Supplied material:

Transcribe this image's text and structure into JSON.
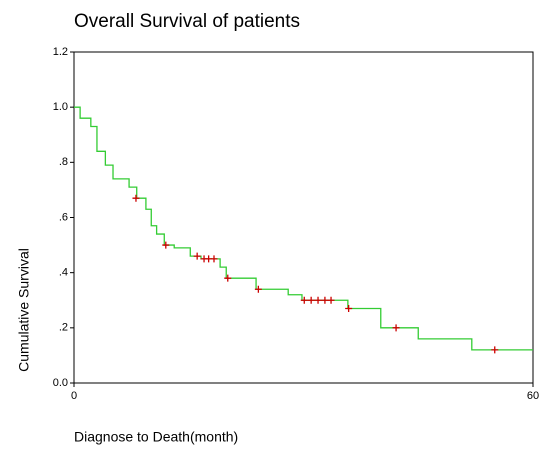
{
  "chart_data": {
    "type": "step",
    "title": "Overall Survival of patients",
    "x_label": "Diagnose to Death(month)",
    "y_label": "Cumulative Survival",
    "xlim": [
      0,
      60
    ],
    "xticks": [
      0,
      60
    ],
    "ylim": [
      0,
      1.2
    ],
    "yticks": [
      {
        "value": 0,
        "label": "0.0"
      },
      {
        "value": 0.2,
        "label": ".2"
      },
      {
        "value": 0.4,
        "label": ".4"
      },
      {
        "value": 0.6,
        "label": ".6"
      },
      {
        "value": 0.8,
        "label": ".8"
      },
      {
        "value": 1,
        "label": "1.0"
      },
      1.2
    ],
    "survival": {
      "color": "#33cc33",
      "x": [
        0,
        0.8,
        2.2,
        3.0,
        4.1,
        5.1,
        7.2,
        8.2,
        9.4,
        10.1,
        10.8,
        11.8,
        13.1,
        15.2,
        16.6,
        19.1,
        19.9,
        23.8,
        28.0,
        29.8,
        35.8,
        40.1,
        45.0,
        52.0,
        60
      ],
      "values": [
        1.0,
        0.96,
        0.93,
        0.84,
        0.79,
        0.74,
        0.71,
        0.67,
        0.63,
        0.57,
        0.54,
        0.5,
        0.49,
        0.46,
        0.45,
        0.42,
        0.38,
        0.34,
        0.32,
        0.3,
        0.27,
        0.2,
        0.16,
        0.12,
        0.12
      ]
    },
    "censored": {
      "color": "#cc0000",
      "x": [
        8.1,
        12.0,
        16.1,
        17.0,
        17.6,
        18.3,
        20.1,
        24.1,
        30.1,
        31.0,
        31.9,
        32.8,
        33.6,
        35.9,
        42.1,
        55.0
      ],
      "values": [
        0.67,
        0.5,
        0.46,
        0.45,
        0.45,
        0.45,
        0.38,
        0.34,
        0.3,
        0.3,
        0.3,
        0.3,
        0.3,
        0.27,
        0.2,
        0.12
      ]
    }
  }
}
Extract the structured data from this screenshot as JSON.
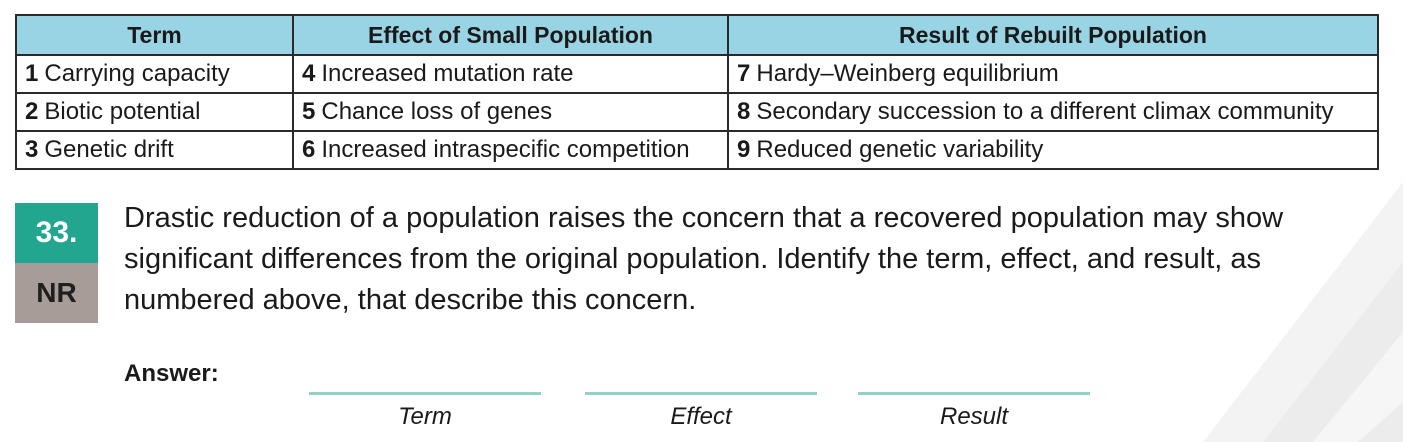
{
  "table": {
    "headers": [
      "Term",
      "Effect of Small Population",
      "Result of Rebuilt Population"
    ],
    "rows": [
      [
        {
          "num": "1",
          "text": "Carrying capacity"
        },
        {
          "num": "4",
          "text": "Increased mutation rate"
        },
        {
          "num": "7",
          "text": "Hardy–Weinberg equilibrium"
        }
      ],
      [
        {
          "num": "2",
          "text": "Biotic potential"
        },
        {
          "num": "5",
          "text": "Chance loss of genes"
        },
        {
          "num": "8",
          "text": "Secondary succession to a different climax community"
        }
      ],
      [
        {
          "num": "3",
          "text": "Genetic drift"
        },
        {
          "num": "6",
          "text": "Increased intraspecific competition"
        },
        {
          "num": "9",
          "text": "Reduced genetic variability"
        }
      ]
    ]
  },
  "question": {
    "number": "33.",
    "type": "NR",
    "text": "Drastic reduction of a population raises the concern that a recovered population may show significant differences from the original population. Identify the term, effect, and result, as numbered above, that describe this concern."
  },
  "answer": {
    "label": "Answer:",
    "blanks": [
      "Term",
      "Effect",
      "Result"
    ]
  },
  "colors": {
    "header_bg": "#98d4e4",
    "number_badge": "#23a690",
    "type_badge": "#a89c98",
    "answer_line": "#8fd3c6"
  }
}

Task requirements:
Working down the entries above, count each line in which "this" occurs, and state only the resulting number.

Answer to the problem:
3